- Given request -
All the data should be repeated exactly. Any image in it is left out.

### Exercise input

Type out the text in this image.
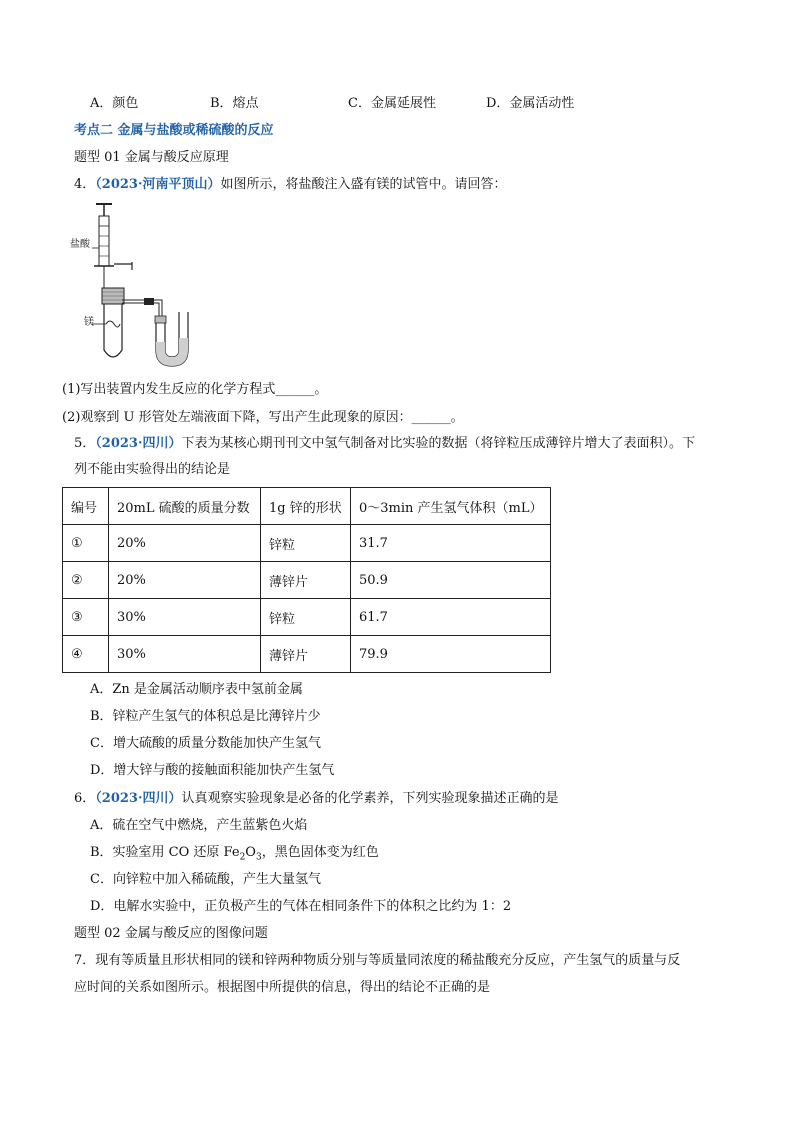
A．颜色	B．熔点	C．金属延展性	D．金属活动性
考点二 金属与盐酸或稀硫酸的反应
题型 01 金属与酸反应原理
4．（2023·河南平顶山）如图所示，将盐酸注入盛有镁的试管中。请回答：
盐酸
镁
(1)写出装置内发生反应的化学方程式______。
(2)观察到 U 形管处左端液面下降，写出产生此现象的原因：______。
5．（2023·四川）下表为某核心期刊刊文中氢气制备对比实验的数据（将锌粒压成薄锌片增大了表面积）。下
列不能由实验得出的结论是
编号	20mL 硫酸的质量分数	1g 锌的形状	0～3min 产生氢气体积（mL）
①	20%	锌粒	31.7
②	20%	薄锌片	50.9
③	30%	锌粒	61.7
④	30%	薄锌片	79.9
A．Zn 是金属活动顺序表中氢前金属
B．锌粒产生氢气的体积总是比薄锌片少
C．增大硫酸的质量分数能加快产生氢气
D．增大锌与酸的接触面积能加快产生氢气
6．（2023·四川）认真观察实验现象是必备的化学素养，下列实验现象描述正确的是
A．硫在空气中燃烧，产生蓝紫色火焰
B．实验室用 CO 还原 $Fe_2O_3$，黑色固体变为红色
C．向锌粒中加入稀硫酸，产生大量氢气
D．电解水实验中，正负极产生的气体在相同条件下的体积之比约为 1：2
题型 02 金属与酸反应的图像问题
7．现有等质量且形状相同的镁和锌两种物质分别与等质量同浓度的稀盐酸充分反应，产生氢气的质量与反
应时间的关系如图所示。根据图中所提供的信息，得出的结论不正确的是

######

- Full solution -
Type out the text in this image.
A．颜色	B．熔点	C．金属延展性	D．金属活动性
考点二 金属与盐酸或稀硫酸的反应
题型 01 金属与酸反应原理
4．（2023·河南平顶山）如图所示，将盐酸注入盛有镁的试管中。请回答：
盐酸
镁
(1)写出装置内发生反应的化学方程式______。
(2)观察到 U 形管处左端液面下降，写出产生此现象的原因：______。
5．（2023·四川）下表为某核心期刊刊文中氢气制备对比实验的数据（将锌粒压成薄锌片增大了表面积）。下
列不能由实验得出的结论是
编号	20mL 硫酸的质量分数	1g 锌的形状	0～3min 产生氢气体积（mL）
①	20%	锌粒	31.7
②	20%	薄锌片	50.9
③	30%	锌粒	61.7
④	30%	薄锌片	79.9
A．Zn 是金属活动顺序表中氢前金属
B．锌粒产生氢气的体积总是比薄锌片少
C．增大硫酸的质量分数能加快产生氢气
D．增大锌与酸的接触面积能加快产生氢气
6．（2023·四川）认真观察实验现象是必备的化学素养，下列实验现象描述正确的是
A．硫在空气中燃烧，产生蓝紫色火焰
B．实验室用 CO 还原 $Fe_2O_3$，黑色固体变为红色
C．向锌粒中加入稀硫酸，产生大量氢气
D．电解水实验中，正负极产生的气体在相同条件下的体积之比约为 1：2
题型 02 金属与酸反应的图像问题
7．现有等质量且形状相同的镁和锌两种物质分别与等质量同浓度的稀盐酸充分反应，产生氢气的质量与反
应时间的关系如图所示。根据图中所提供的信息，得出的结论不正确的是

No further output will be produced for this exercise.